§ Description of the task:
Where a line of the listing below includes the word "image", reproduce that line.

----------

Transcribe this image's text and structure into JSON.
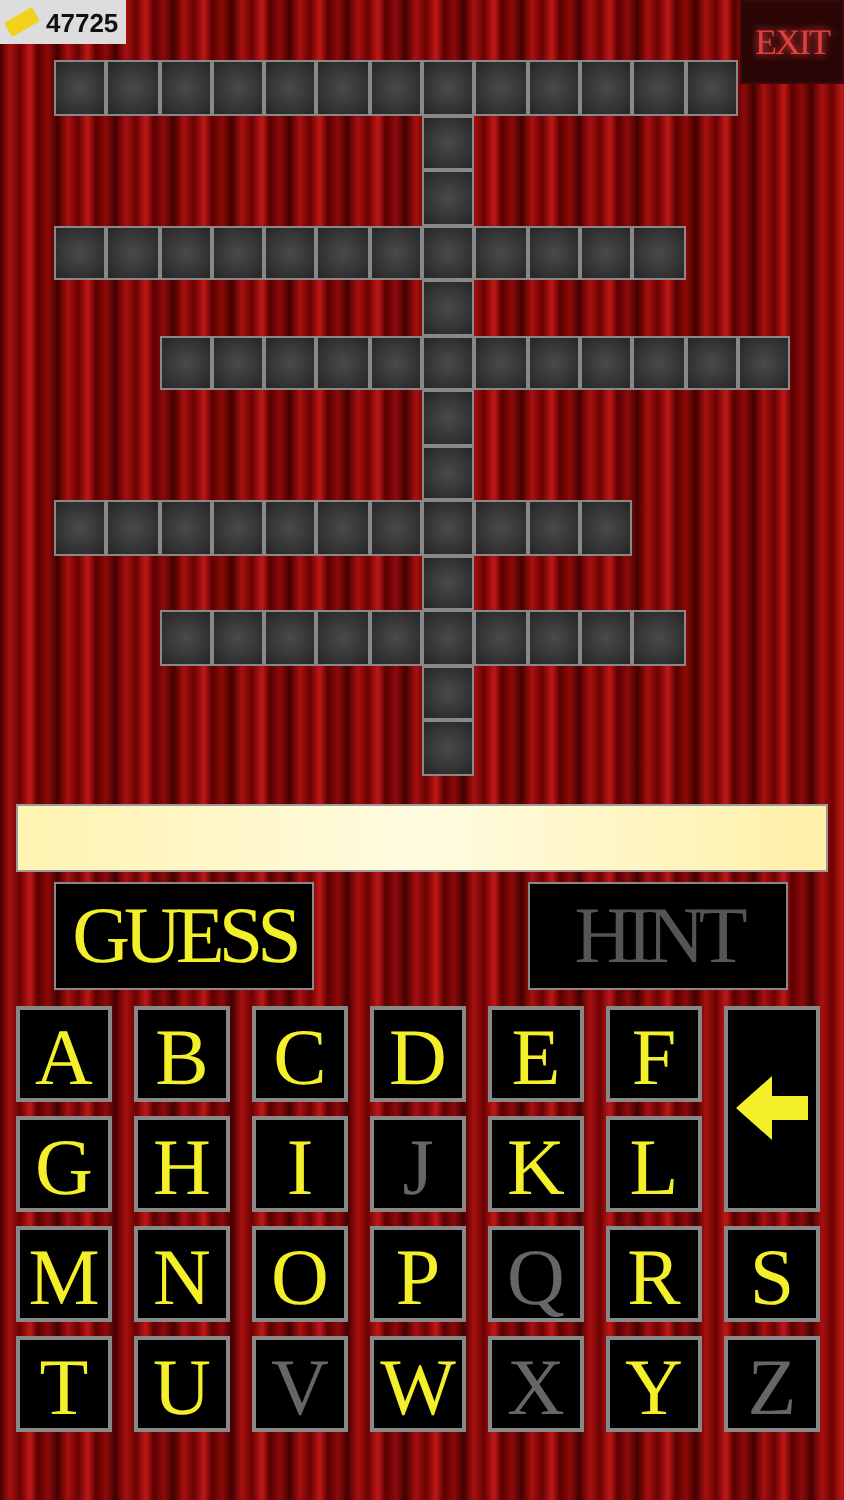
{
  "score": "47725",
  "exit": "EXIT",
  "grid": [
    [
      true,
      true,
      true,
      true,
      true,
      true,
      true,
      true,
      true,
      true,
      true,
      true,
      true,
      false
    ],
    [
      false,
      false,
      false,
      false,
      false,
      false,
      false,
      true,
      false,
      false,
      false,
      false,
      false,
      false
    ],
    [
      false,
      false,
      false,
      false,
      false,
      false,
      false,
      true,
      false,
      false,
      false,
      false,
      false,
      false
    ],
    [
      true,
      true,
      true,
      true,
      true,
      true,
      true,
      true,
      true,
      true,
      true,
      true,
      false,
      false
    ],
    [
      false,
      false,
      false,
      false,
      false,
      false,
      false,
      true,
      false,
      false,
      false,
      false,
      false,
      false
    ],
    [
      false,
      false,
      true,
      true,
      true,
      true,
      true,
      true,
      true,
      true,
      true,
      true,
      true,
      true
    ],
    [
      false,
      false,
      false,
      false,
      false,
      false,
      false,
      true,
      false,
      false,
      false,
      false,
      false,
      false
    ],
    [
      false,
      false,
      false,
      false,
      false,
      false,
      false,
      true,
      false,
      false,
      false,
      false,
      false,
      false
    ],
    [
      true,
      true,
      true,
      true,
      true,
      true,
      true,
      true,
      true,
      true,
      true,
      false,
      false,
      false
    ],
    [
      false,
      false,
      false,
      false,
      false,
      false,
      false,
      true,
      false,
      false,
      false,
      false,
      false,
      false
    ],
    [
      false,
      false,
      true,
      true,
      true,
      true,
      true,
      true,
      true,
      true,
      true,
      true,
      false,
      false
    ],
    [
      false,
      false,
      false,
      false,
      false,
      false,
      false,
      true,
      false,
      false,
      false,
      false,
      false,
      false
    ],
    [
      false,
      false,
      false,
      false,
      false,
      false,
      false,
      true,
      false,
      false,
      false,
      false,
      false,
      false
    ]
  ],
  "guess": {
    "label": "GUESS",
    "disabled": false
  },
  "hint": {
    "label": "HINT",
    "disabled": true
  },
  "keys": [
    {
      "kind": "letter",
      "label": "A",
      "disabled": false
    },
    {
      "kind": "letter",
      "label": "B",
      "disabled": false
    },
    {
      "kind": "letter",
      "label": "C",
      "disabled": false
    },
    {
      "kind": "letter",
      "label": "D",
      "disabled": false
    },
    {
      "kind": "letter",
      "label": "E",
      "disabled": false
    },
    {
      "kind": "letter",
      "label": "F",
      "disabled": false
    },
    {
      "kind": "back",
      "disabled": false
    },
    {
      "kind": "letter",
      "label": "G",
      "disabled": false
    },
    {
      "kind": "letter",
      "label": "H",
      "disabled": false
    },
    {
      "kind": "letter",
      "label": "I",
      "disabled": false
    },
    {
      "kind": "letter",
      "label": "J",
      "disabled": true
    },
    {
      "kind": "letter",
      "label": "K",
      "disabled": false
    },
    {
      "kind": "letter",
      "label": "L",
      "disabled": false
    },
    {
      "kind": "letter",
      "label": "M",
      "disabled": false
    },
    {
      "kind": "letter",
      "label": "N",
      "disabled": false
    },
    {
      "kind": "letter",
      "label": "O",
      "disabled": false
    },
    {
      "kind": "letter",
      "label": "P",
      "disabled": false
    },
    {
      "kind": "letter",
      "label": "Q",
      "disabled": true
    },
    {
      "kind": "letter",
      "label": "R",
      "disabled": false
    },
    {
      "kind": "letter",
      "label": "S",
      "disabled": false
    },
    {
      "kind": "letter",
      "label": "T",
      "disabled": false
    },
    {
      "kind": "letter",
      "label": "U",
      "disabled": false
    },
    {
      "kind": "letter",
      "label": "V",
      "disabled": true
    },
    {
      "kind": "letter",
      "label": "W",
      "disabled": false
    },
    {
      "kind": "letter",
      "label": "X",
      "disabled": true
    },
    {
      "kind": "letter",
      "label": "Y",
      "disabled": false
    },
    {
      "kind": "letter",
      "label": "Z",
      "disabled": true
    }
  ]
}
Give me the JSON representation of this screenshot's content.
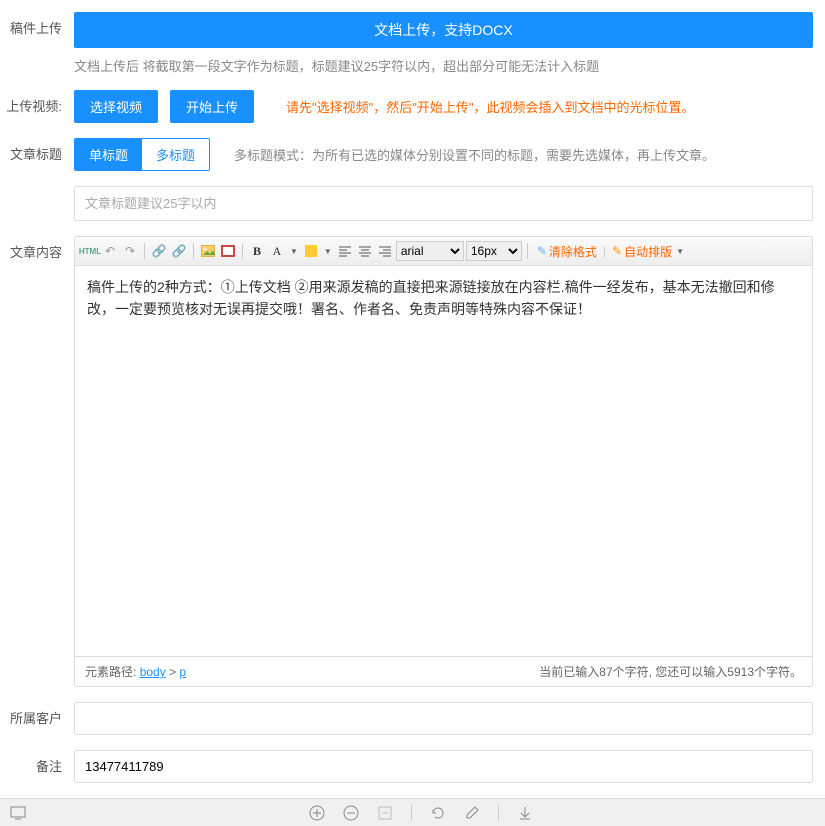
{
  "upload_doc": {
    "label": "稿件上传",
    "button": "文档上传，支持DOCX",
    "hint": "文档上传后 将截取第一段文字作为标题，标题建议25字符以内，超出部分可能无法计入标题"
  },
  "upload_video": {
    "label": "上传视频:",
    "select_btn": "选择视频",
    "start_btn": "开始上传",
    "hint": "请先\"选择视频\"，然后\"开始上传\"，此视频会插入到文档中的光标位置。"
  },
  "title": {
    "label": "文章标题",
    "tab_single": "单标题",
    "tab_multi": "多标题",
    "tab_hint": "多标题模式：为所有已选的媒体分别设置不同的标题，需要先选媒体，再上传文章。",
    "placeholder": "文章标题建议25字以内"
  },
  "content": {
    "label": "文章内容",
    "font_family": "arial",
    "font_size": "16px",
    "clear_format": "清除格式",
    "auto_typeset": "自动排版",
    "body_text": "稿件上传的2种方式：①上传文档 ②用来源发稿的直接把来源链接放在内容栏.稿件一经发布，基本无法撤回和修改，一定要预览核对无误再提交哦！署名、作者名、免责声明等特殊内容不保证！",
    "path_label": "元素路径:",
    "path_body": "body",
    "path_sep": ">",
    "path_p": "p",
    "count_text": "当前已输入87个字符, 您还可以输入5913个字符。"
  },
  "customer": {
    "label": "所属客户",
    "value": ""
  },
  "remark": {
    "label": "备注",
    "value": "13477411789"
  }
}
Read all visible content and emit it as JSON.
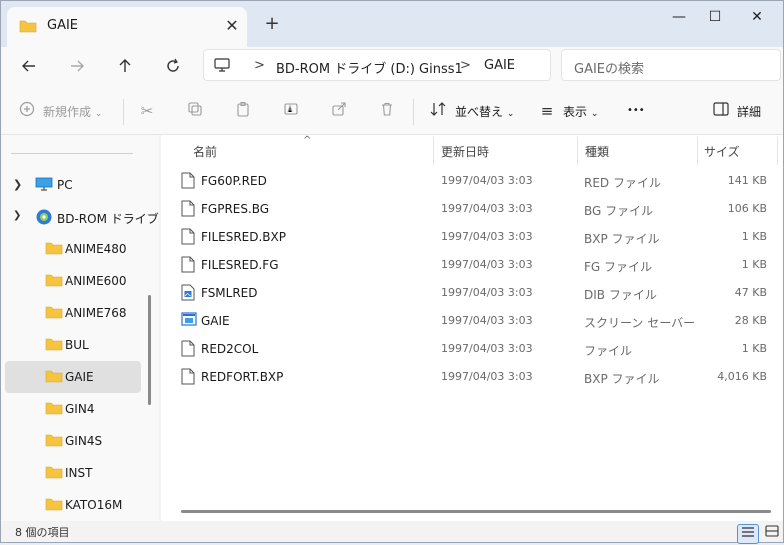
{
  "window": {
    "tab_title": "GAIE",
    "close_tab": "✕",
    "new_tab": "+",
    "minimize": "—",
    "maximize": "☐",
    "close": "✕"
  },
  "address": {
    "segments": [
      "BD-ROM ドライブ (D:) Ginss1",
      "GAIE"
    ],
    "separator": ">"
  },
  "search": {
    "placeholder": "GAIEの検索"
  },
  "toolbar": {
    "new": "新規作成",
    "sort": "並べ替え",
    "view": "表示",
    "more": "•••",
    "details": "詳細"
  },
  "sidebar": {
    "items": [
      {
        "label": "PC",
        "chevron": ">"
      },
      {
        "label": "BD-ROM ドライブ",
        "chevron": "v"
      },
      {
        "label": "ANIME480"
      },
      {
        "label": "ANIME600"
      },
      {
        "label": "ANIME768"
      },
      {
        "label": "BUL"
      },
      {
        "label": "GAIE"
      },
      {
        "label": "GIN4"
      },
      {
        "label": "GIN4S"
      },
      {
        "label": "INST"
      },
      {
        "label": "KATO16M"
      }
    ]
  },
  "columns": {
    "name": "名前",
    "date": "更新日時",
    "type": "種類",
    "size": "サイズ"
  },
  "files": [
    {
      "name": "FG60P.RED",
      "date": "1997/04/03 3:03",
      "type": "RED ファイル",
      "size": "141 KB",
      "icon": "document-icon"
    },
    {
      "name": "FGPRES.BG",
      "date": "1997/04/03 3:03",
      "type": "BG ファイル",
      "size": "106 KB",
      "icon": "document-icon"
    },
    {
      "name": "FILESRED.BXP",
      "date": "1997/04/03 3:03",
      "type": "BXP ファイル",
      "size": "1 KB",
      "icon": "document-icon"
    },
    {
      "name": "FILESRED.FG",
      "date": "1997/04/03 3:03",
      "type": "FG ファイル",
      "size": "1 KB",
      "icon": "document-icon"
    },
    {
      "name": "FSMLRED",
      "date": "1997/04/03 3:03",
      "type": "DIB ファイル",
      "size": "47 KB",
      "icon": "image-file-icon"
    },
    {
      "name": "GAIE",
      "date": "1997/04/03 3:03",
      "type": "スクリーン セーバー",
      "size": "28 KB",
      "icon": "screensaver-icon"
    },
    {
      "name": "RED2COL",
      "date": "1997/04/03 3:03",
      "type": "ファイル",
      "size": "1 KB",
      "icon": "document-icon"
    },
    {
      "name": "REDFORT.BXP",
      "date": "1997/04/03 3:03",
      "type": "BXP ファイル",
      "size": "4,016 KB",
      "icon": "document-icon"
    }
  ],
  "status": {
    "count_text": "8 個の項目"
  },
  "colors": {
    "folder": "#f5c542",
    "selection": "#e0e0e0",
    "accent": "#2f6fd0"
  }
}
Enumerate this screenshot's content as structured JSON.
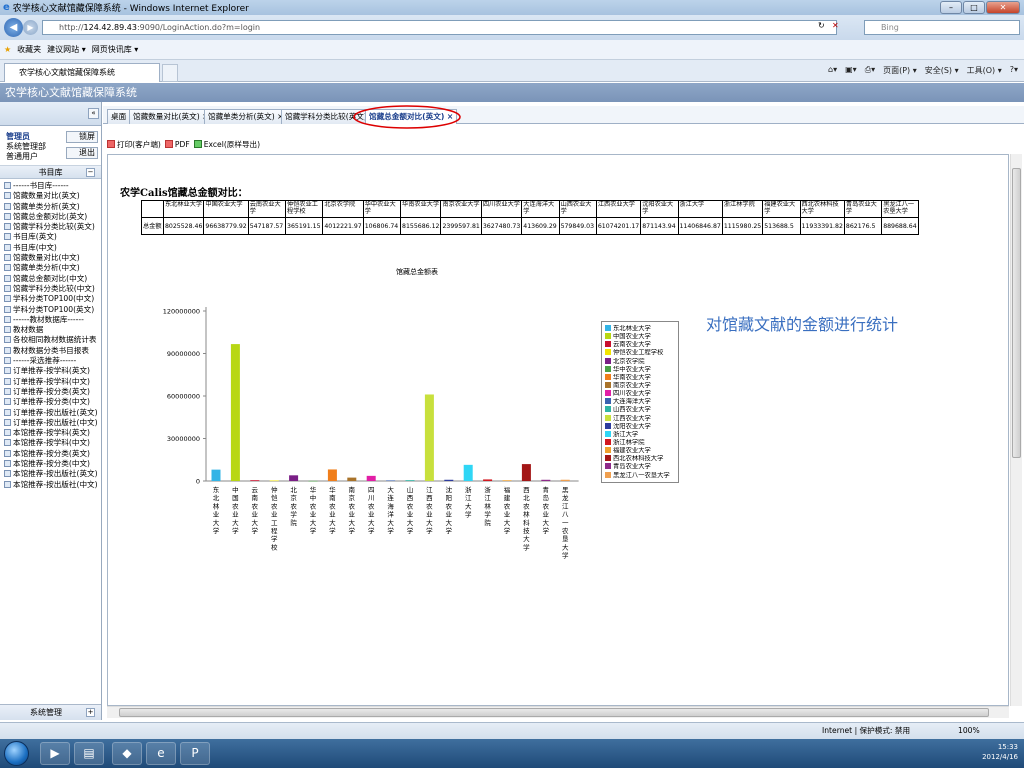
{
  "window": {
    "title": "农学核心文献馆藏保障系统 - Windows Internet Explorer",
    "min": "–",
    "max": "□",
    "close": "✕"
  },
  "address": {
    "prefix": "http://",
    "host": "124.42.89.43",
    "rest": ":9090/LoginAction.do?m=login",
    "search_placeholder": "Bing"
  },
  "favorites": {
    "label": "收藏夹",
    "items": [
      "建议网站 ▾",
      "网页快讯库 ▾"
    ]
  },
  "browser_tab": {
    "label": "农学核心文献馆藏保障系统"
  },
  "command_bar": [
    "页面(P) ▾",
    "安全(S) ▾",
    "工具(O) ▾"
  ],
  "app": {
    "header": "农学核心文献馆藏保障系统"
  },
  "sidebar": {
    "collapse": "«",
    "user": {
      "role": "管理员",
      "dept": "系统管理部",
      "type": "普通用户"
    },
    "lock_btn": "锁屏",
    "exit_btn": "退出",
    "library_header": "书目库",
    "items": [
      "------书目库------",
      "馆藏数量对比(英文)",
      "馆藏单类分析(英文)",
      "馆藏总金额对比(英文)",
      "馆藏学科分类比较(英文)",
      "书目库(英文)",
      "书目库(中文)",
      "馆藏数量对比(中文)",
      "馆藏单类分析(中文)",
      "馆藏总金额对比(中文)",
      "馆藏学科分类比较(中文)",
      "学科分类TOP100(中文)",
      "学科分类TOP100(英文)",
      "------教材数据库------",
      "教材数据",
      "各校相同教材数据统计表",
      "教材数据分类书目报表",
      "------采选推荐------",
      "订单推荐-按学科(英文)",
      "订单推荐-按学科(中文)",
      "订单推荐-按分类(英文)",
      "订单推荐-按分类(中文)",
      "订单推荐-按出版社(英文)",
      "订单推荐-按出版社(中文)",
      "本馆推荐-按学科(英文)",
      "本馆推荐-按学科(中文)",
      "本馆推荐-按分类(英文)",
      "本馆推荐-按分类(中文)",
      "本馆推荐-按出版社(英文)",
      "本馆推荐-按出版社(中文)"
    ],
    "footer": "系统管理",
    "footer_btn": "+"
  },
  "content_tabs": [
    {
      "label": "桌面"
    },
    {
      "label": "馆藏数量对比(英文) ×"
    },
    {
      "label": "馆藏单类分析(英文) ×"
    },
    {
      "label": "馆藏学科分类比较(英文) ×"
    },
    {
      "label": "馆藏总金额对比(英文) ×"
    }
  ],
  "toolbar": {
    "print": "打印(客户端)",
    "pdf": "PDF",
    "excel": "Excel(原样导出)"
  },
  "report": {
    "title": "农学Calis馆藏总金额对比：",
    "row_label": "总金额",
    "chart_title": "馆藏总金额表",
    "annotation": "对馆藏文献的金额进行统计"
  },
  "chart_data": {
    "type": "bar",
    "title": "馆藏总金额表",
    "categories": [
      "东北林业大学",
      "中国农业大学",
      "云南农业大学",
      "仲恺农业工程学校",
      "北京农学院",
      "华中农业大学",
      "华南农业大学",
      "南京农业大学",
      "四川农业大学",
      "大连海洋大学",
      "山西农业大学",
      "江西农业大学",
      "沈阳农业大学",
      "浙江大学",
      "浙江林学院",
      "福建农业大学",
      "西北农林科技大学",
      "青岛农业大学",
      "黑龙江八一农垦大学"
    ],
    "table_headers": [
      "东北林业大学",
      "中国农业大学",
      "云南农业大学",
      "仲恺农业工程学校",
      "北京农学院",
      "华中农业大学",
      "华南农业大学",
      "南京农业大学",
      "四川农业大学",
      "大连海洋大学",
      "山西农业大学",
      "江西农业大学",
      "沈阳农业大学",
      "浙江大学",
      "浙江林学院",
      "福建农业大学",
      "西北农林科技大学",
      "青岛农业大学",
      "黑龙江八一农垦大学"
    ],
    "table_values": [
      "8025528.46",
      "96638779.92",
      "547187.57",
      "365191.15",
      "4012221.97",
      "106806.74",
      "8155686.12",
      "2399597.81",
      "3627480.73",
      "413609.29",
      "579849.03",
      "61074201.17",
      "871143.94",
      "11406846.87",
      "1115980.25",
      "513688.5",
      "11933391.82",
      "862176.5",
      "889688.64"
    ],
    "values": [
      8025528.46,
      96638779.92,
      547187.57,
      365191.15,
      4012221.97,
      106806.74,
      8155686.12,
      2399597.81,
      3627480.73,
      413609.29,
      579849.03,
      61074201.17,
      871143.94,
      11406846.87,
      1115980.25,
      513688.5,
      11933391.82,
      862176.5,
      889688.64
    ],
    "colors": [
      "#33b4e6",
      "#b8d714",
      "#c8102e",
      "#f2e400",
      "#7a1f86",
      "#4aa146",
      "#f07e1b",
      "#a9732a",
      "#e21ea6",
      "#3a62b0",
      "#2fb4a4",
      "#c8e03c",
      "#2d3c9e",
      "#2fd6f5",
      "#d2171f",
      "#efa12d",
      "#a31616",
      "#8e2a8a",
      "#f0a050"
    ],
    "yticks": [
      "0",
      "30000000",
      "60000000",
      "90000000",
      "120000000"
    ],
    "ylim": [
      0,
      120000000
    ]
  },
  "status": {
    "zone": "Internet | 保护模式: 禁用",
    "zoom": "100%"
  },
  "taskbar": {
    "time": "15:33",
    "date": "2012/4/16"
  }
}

----------

§ Reply to the task:
Transcribe this image's text and structure into JSON.
      "icon": "image-file-icon"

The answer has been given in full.